▸ INSTRUCTION:
Please find all lines in the data that hold the string "person" and copy them.

··· MATERIAL TO PROCESS ···

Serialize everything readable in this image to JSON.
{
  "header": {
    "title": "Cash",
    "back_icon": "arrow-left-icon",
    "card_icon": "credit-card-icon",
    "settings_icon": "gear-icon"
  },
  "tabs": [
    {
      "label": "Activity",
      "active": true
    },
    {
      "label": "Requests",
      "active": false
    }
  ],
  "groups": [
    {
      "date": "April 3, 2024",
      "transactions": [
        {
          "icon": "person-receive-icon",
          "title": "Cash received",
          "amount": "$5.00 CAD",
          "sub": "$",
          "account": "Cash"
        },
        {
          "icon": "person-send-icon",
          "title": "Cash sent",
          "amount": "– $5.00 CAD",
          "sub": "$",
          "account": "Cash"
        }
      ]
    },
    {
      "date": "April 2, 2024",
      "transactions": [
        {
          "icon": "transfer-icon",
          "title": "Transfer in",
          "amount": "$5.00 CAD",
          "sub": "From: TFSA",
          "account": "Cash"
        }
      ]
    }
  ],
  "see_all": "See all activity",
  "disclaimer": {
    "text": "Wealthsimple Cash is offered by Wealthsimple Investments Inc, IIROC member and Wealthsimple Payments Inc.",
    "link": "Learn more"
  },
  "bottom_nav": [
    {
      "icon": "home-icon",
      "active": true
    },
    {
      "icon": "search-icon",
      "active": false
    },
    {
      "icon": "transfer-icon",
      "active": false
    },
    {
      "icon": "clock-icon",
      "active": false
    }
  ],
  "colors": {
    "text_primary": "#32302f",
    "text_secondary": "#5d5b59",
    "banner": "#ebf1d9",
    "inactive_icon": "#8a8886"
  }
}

···

▸ EXERCISE SOLUTION:
          "icon": "person-receive-icon",
          "icon": "person-send-icon",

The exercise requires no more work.